* **Written exercise**: Across the data below, how many lines hold "JSON"? Answer with that number and nothing else.
================
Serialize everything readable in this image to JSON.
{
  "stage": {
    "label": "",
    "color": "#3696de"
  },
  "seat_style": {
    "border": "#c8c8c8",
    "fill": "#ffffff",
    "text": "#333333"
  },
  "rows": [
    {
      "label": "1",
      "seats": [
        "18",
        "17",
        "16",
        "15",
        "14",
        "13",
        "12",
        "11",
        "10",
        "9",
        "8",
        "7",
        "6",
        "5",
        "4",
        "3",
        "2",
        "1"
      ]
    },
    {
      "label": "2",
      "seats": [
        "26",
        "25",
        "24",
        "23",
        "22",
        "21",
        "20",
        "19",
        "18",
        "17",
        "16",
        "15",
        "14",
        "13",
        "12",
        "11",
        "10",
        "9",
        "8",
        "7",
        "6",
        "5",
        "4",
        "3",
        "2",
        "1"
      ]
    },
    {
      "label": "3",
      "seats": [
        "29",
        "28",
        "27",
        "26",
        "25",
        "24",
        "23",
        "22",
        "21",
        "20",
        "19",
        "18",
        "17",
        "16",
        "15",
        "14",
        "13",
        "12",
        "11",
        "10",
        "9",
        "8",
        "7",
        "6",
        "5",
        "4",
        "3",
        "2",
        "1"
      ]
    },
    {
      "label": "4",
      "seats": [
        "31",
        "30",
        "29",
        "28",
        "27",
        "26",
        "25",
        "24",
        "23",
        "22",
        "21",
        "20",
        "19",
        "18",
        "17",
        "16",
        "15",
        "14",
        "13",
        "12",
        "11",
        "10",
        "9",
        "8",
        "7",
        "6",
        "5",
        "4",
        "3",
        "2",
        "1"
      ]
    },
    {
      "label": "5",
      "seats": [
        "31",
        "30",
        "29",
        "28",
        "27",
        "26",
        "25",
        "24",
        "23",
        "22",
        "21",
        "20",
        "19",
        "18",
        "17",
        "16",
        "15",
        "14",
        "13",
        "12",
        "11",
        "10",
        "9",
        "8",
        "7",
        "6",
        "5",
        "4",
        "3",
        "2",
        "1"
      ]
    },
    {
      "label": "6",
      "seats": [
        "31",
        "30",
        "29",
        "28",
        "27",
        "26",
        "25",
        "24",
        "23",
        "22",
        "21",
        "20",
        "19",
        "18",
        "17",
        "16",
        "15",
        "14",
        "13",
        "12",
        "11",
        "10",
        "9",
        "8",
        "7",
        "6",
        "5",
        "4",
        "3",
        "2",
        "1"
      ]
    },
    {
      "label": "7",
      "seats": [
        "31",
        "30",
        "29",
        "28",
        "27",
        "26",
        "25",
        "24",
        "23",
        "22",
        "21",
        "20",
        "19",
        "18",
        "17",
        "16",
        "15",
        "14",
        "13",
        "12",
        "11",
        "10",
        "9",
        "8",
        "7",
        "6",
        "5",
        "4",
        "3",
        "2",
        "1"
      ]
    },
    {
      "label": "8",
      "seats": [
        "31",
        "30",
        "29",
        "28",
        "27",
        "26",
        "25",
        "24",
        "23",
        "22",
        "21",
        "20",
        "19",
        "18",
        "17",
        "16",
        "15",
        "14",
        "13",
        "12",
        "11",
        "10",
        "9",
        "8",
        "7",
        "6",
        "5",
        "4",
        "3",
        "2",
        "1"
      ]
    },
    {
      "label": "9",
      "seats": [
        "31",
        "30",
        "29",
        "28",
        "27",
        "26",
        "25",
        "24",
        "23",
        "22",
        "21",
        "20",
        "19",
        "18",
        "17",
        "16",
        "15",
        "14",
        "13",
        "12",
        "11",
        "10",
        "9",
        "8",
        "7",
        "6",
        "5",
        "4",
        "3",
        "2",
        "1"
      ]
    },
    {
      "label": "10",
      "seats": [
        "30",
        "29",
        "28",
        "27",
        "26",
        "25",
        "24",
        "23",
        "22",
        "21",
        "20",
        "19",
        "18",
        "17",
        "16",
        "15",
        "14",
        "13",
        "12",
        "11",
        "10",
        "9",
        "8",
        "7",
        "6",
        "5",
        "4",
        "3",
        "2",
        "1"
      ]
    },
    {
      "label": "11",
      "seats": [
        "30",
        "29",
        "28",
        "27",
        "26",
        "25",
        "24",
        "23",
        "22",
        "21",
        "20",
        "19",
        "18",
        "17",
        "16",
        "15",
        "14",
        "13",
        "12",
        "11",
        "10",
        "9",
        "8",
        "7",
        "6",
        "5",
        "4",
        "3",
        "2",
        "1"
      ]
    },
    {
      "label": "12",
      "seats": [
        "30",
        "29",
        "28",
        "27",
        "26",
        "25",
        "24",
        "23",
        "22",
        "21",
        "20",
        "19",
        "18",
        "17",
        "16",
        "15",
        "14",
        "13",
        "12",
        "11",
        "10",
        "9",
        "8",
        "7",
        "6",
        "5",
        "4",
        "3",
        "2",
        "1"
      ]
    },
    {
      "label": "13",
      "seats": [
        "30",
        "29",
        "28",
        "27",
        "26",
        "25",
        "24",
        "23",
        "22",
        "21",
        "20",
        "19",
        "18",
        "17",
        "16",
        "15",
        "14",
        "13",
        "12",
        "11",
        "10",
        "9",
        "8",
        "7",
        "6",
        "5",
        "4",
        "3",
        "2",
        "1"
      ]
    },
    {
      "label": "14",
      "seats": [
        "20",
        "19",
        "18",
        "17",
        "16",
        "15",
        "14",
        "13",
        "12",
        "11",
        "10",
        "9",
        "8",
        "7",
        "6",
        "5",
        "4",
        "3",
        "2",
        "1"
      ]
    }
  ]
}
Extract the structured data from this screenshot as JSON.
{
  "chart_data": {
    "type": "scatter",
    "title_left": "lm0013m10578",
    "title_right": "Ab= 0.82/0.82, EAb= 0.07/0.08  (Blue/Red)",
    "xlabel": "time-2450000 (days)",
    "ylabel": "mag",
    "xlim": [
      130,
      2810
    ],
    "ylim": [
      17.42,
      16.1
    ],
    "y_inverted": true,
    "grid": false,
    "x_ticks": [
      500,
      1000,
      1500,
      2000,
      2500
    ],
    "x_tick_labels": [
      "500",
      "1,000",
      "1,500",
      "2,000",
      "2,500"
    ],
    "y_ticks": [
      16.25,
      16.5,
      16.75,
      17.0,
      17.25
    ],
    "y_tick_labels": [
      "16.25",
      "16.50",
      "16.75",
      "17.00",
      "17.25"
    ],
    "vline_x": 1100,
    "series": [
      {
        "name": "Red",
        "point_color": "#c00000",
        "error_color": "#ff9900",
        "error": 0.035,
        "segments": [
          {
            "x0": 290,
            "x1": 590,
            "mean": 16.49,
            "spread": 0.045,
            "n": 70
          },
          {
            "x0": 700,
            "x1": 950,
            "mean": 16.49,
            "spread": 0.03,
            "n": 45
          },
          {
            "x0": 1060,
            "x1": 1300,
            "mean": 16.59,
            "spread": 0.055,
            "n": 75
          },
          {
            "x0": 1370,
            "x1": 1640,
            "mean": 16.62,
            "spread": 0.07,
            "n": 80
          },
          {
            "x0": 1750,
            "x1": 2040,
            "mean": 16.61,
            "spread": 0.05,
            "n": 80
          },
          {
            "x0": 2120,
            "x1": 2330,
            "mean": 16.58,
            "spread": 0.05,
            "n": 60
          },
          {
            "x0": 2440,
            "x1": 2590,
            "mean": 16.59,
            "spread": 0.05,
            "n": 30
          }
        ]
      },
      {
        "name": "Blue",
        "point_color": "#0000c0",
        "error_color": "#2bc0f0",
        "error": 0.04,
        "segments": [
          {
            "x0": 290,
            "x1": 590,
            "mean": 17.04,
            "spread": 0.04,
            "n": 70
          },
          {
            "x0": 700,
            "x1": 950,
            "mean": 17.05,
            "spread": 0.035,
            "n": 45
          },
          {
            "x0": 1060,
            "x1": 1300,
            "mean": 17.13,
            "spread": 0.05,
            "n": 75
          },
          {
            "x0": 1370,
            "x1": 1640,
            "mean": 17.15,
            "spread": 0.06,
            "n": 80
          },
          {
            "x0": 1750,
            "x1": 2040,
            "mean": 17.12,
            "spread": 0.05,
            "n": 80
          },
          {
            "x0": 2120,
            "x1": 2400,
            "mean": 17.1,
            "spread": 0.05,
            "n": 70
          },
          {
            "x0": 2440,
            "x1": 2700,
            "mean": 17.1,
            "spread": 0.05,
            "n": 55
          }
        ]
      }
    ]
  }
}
================
* **Completed task**: 2